**Exercise prompt:**
Set each entry down verbatim, omitting images.

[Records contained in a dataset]
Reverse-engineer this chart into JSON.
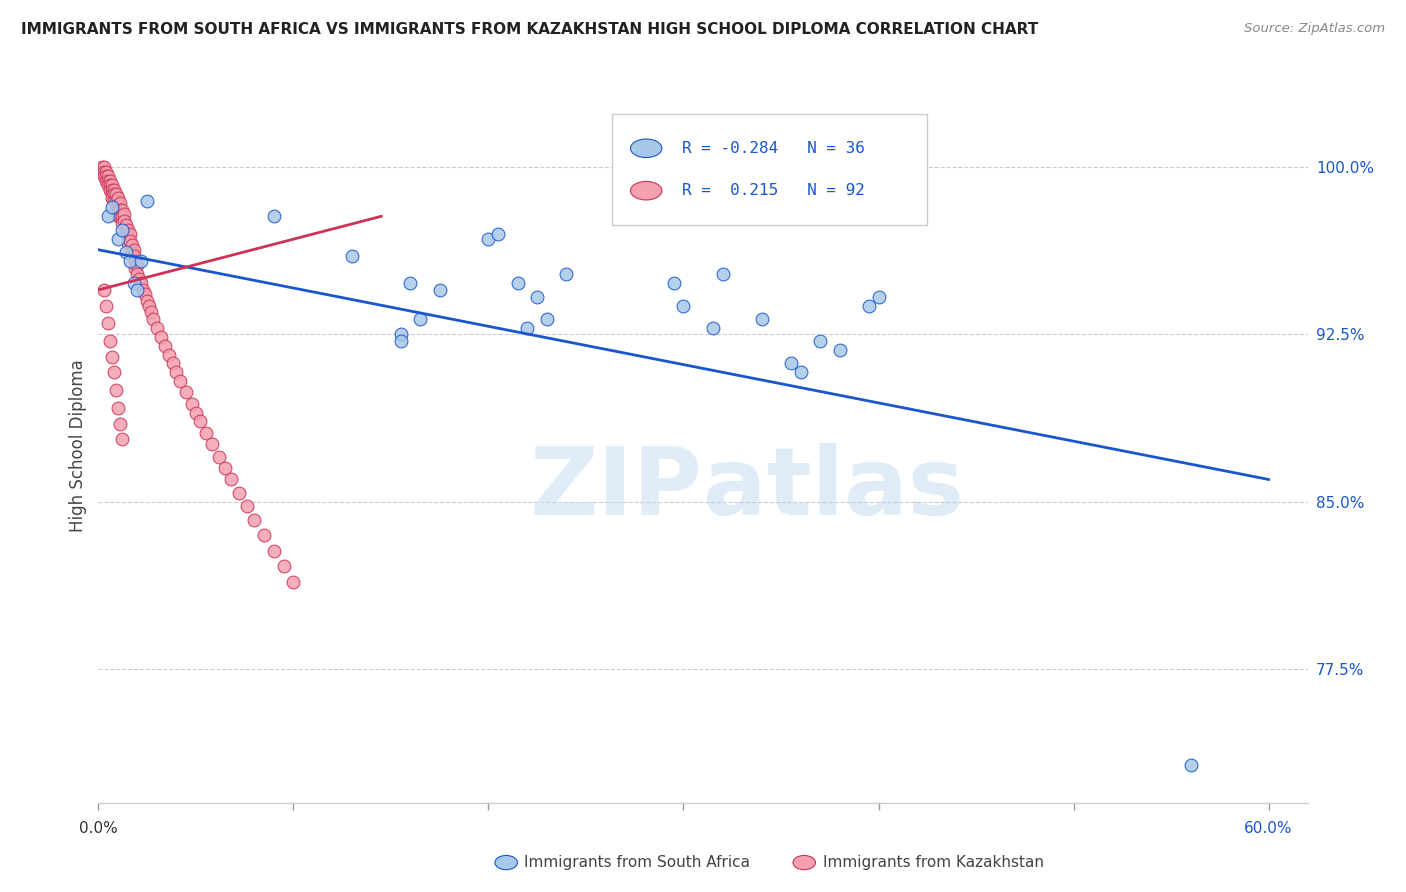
{
  "title": "IMMIGRANTS FROM SOUTH AFRICA VS IMMIGRANTS FROM KAZAKHSTAN HIGH SCHOOL DIPLOMA CORRELATION CHART",
  "source": "Source: ZipAtlas.com",
  "ylabel": "High School Diploma",
  "ytick_labels": [
    "100.0%",
    "92.5%",
    "85.0%",
    "77.5%"
  ],
  "ytick_values": [
    1.0,
    0.925,
    0.85,
    0.775
  ],
  "xlim": [
    0.0,
    0.62
  ],
  "ylim": [
    0.715,
    1.035
  ],
  "blue_color": "#a8c8e8",
  "pink_color": "#f4a0b0",
  "blue_line_color": "#1a56cc",
  "pink_line_color": "#cc3355",
  "watermark_zip": "ZIP",
  "watermark_atlas": "atlas",
  "background_color": "#ffffff",
  "grid_color": "#cccccc",
  "scatter_size": 85,
  "blue_scatter_x": [
    0.005,
    0.007,
    0.01,
    0.012,
    0.014,
    0.016,
    0.018,
    0.02,
    0.022,
    0.025,
    0.09,
    0.13,
    0.155,
    0.16,
    0.165,
    0.2,
    0.205,
    0.215,
    0.225,
    0.23,
    0.24,
    0.295,
    0.3,
    0.315,
    0.32,
    0.34,
    0.355,
    0.36,
    0.37,
    0.38,
    0.395,
    0.4,
    0.155,
    0.22,
    0.175,
    0.56
  ],
  "blue_scatter_y": [
    0.978,
    0.982,
    0.968,
    0.972,
    0.962,
    0.958,
    0.948,
    0.945,
    0.958,
    0.985,
    0.978,
    0.96,
    0.925,
    0.948,
    0.932,
    0.968,
    0.97,
    0.948,
    0.942,
    0.932,
    0.952,
    0.948,
    0.938,
    0.928,
    0.952,
    0.932,
    0.912,
    0.908,
    0.922,
    0.918,
    0.938,
    0.942,
    0.922,
    0.928,
    0.945,
    0.732
  ],
  "pink_scatter_x": [
    0.002,
    0.002,
    0.003,
    0.003,
    0.003,
    0.004,
    0.004,
    0.004,
    0.005,
    0.005,
    0.005,
    0.006,
    0.006,
    0.006,
    0.007,
    0.007,
    0.007,
    0.007,
    0.008,
    0.008,
    0.008,
    0.009,
    0.009,
    0.009,
    0.01,
    0.01,
    0.01,
    0.01,
    0.011,
    0.011,
    0.011,
    0.012,
    0.012,
    0.012,
    0.013,
    0.013,
    0.014,
    0.014,
    0.015,
    0.015,
    0.015,
    0.016,
    0.016,
    0.017,
    0.017,
    0.018,
    0.018,
    0.019,
    0.019,
    0.02,
    0.02,
    0.021,
    0.022,
    0.023,
    0.024,
    0.025,
    0.026,
    0.027,
    0.028,
    0.03,
    0.032,
    0.034,
    0.036,
    0.038,
    0.04,
    0.042,
    0.045,
    0.048,
    0.05,
    0.052,
    0.055,
    0.058,
    0.062,
    0.065,
    0.068,
    0.072,
    0.076,
    0.08,
    0.085,
    0.09,
    0.095,
    0.1,
    0.003,
    0.004,
    0.005,
    0.006,
    0.007,
    0.008,
    0.009,
    0.01,
    0.011,
    0.012
  ],
  "pink_scatter_y": [
    1.0,
    0.998,
    1.0,
    0.998,
    0.996,
    0.998,
    0.996,
    0.994,
    0.996,
    0.994,
    0.992,
    0.994,
    0.992,
    0.99,
    0.992,
    0.99,
    0.988,
    0.986,
    0.99,
    0.988,
    0.985,
    0.988,
    0.985,
    0.982,
    0.986,
    0.983,
    0.98,
    0.978,
    0.984,
    0.981,
    0.978,
    0.981,
    0.978,
    0.975,
    0.979,
    0.976,
    0.974,
    0.971,
    0.972,
    0.969,
    0.966,
    0.97,
    0.967,
    0.965,
    0.962,
    0.963,
    0.96,
    0.958,
    0.955,
    0.956,
    0.952,
    0.95,
    0.948,
    0.945,
    0.943,
    0.94,
    0.938,
    0.935,
    0.932,
    0.928,
    0.924,
    0.92,
    0.916,
    0.912,
    0.908,
    0.904,
    0.899,
    0.894,
    0.89,
    0.886,
    0.881,
    0.876,
    0.87,
    0.865,
    0.86,
    0.854,
    0.848,
    0.842,
    0.835,
    0.828,
    0.821,
    0.814,
    0.945,
    0.938,
    0.93,
    0.922,
    0.915,
    0.908,
    0.9,
    0.892,
    0.885,
    0.878
  ],
  "blue_line_x": [
    0.0,
    0.6
  ],
  "blue_line_y": [
    0.963,
    0.86
  ],
  "pink_line_x": [
    0.0,
    0.145
  ],
  "pink_line_y": [
    0.945,
    0.978
  ]
}
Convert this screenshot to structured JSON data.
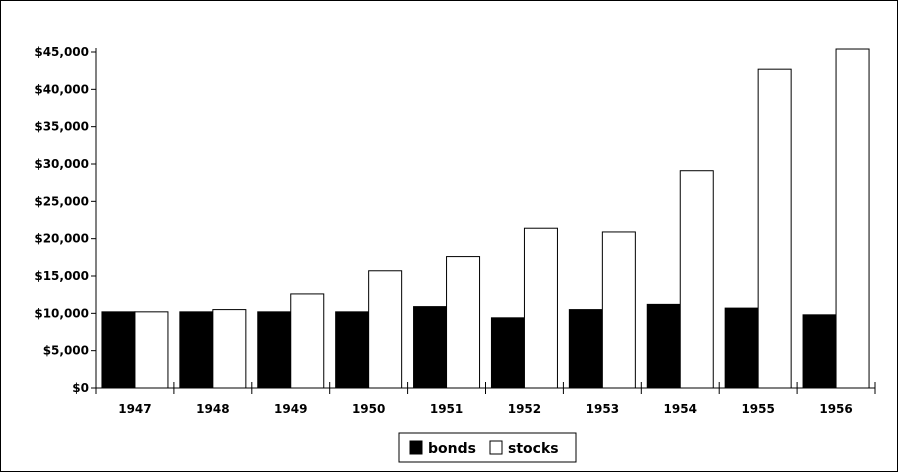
{
  "chart_data": {
    "type": "bar",
    "title": "",
    "xlabel": "",
    "ylabel": "",
    "categories": [
      "1947",
      "1948",
      "1949",
      "1950",
      "1951",
      "1952",
      "1953",
      "1954",
      "1955",
      "1956"
    ],
    "series": [
      {
        "name": "bonds",
        "color": "#000000",
        "values": [
          10200,
          10200,
          10200,
          10200,
          10900,
          9400,
          10500,
          11200,
          10700,
          9800
        ]
      },
      {
        "name": "stocks",
        "color": "#ffffff",
        "values": [
          10200,
          10500,
          12600,
          15700,
          17600,
          21400,
          20900,
          29100,
          42700,
          45400
        ]
      }
    ],
    "ylim": [
      0,
      45000
    ],
    "yticks": [
      0,
      5000,
      10000,
      15000,
      20000,
      25000,
      30000,
      35000,
      40000,
      45000
    ],
    "ytick_labels": [
      "$0",
      "$5,000",
      "$10,000",
      "$15,000",
      "$20,000",
      "$25,000",
      "$30,000",
      "$35,000",
      "$40,000",
      "$45,000"
    ],
    "grid": false,
    "legend_position": "bottom-center"
  }
}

**Answer to this problem:**
Reverse-engineer this chart into JSON.
{
  "title": "IMMIGRANTS FROM SOUTH AFRICA VS IMMIGRANTS FROM KAZAKHSTAN HIGH SCHOOL DIPLOMA CORRELATION CHART",
  "source": "Source: ZipAtlas.com",
  "ylabel": "High School Diploma",
  "ytick_labels": [
    "100.0%",
    "92.5%",
    "85.0%",
    "77.5%"
  ],
  "ytick_values": [
    1.0,
    0.925,
    0.85,
    0.775
  ],
  "xlim": [
    0.0,
    0.62
  ],
  "ylim": [
    0.715,
    1.035
  ],
  "blue_color": "#a8c8e8",
  "pink_color": "#f4a0b0",
  "blue_line_color": "#1a56cc",
  "pink_line_color": "#cc3355",
  "watermark_zip": "ZIP",
  "watermark_atlas": "atlas",
  "background_color": "#ffffff",
  "grid_color": "#cccccc",
  "scatter_size": 85,
  "blue_scatter_x": [
    0.005,
    0.007,
    0.01,
    0.012,
    0.014,
    0.016,
    0.018,
    0.02,
    0.022,
    0.025,
    0.09,
    0.13,
    0.155,
    0.16,
    0.165,
    0.2,
    0.205,
    0.215,
    0.225,
    0.23,
    0.24,
    0.295,
    0.3,
    0.315,
    0.32,
    0.34,
    0.355,
    0.36,
    0.37,
    0.38,
    0.395,
    0.4,
    0.155,
    0.22,
    0.175,
    0.56
  ],
  "blue_scatter_y": [
    0.978,
    0.982,
    0.968,
    0.972,
    0.962,
    0.958,
    0.948,
    0.945,
    0.958,
    0.985,
    0.978,
    0.96,
    0.925,
    0.948,
    0.932,
    0.968,
    0.97,
    0.948,
    0.942,
    0.932,
    0.952,
    0.948,
    0.938,
    0.928,
    0.952,
    0.932,
    0.912,
    0.908,
    0.922,
    0.918,
    0.938,
    0.942,
    0.922,
    0.928,
    0.945,
    0.732
  ],
  "pink_scatter_x": [
    0.002,
    0.002,
    0.003,
    0.003,
    0.003,
    0.004,
    0.004,
    0.004,
    0.005,
    0.005,
    0.005,
    0.006,
    0.006,
    0.006,
    0.007,
    0.007,
    0.007,
    0.007,
    0.008,
    0.008,
    0.008,
    0.009,
    0.009,
    0.009,
    0.01,
    0.01,
    0.01,
    0.01,
    0.011,
    0.011,
    0.011,
    0.012,
    0.012,
    0.012,
    0.013,
    0.013,
    0.014,
    0.014,
    0.015,
    0.015,
    0.015,
    0.016,
    0.016,
    0.017,
    0.017,
    0.018,
    0.018,
    0.019,
    0.019,
    0.02,
    0.02,
    0.021,
    0.022,
    0.023,
    0.024,
    0.025,
    0.026,
    0.027,
    0.028,
    0.03,
    0.032,
    0.034,
    0.036,
    0.038,
    0.04,
    0.042,
    0.045,
    0.048,
    0.05,
    0.052,
    0.055,
    0.058,
    0.062,
    0.065,
    0.068,
    0.072,
    0.076,
    0.08,
    0.085,
    0.09,
    0.095,
    0.1,
    0.003,
    0.004,
    0.005,
    0.006,
    0.007,
    0.008,
    0.009,
    0.01,
    0.011,
    0.012
  ],
  "pink_scatter_y": [
    1.0,
    0.998,
    1.0,
    0.998,
    0.996,
    0.998,
    0.996,
    0.994,
    0.996,
    0.994,
    0.992,
    0.994,
    0.992,
    0.99,
    0.992,
    0.99,
    0.988,
    0.986,
    0.99,
    0.988,
    0.985,
    0.988,
    0.985,
    0.982,
    0.986,
    0.983,
    0.98,
    0.978,
    0.984,
    0.981,
    0.978,
    0.981,
    0.978,
    0.975,
    0.979,
    0.976,
    0.974,
    0.971,
    0.972,
    0.969,
    0.966,
    0.97,
    0.967,
    0.965,
    0.962,
    0.963,
    0.96,
    0.958,
    0.955,
    0.956,
    0.952,
    0.95,
    0.948,
    0.945,
    0.943,
    0.94,
    0.938,
    0.935,
    0.932,
    0.928,
    0.924,
    0.92,
    0.916,
    0.912,
    0.908,
    0.904,
    0.899,
    0.894,
    0.89,
    0.886,
    0.881,
    0.876,
    0.87,
    0.865,
    0.86,
    0.854,
    0.848,
    0.842,
    0.835,
    0.828,
    0.821,
    0.814,
    0.945,
    0.938,
    0.93,
    0.922,
    0.915,
    0.908,
    0.9,
    0.892,
    0.885,
    0.878
  ],
  "blue_line_x": [
    0.0,
    0.6
  ],
  "blue_line_y": [
    0.963,
    0.86
  ],
  "pink_line_x": [
    0.0,
    0.145
  ],
  "pink_line_y": [
    0.945,
    0.978
  ]
}
Convert this screenshot to structured JSON data.
{
  "chart_data": {
    "type": "bar",
    "title": "",
    "xlabel": "",
    "ylabel": "",
    "categories": [
      "1947",
      "1948",
      "1949",
      "1950",
      "1951",
      "1952",
      "1953",
      "1954",
      "1955",
      "1956"
    ],
    "series": [
      {
        "name": "bonds",
        "color": "#000000",
        "values": [
          10200,
          10200,
          10200,
          10200,
          10900,
          9400,
          10500,
          11200,
          10700,
          9800
        ]
      },
      {
        "name": "stocks",
        "color": "#ffffff",
        "values": [
          10200,
          10500,
          12600,
          15700,
          17600,
          21400,
          20900,
          29100,
          42700,
          45400
        ]
      }
    ],
    "ylim": [
      0,
      45000
    ],
    "yticks": [
      0,
      5000,
      10000,
      15000,
      20000,
      25000,
      30000,
      35000,
      40000,
      45000
    ],
    "ytick_labels": [
      "$0",
      "$5,000",
      "$10,000",
      "$15,000",
      "$20,000",
      "$25,000",
      "$30,000",
      "$35,000",
      "$40,000",
      "$45,000"
    ],
    "grid": false,
    "legend_position": "bottom-center"
  }
}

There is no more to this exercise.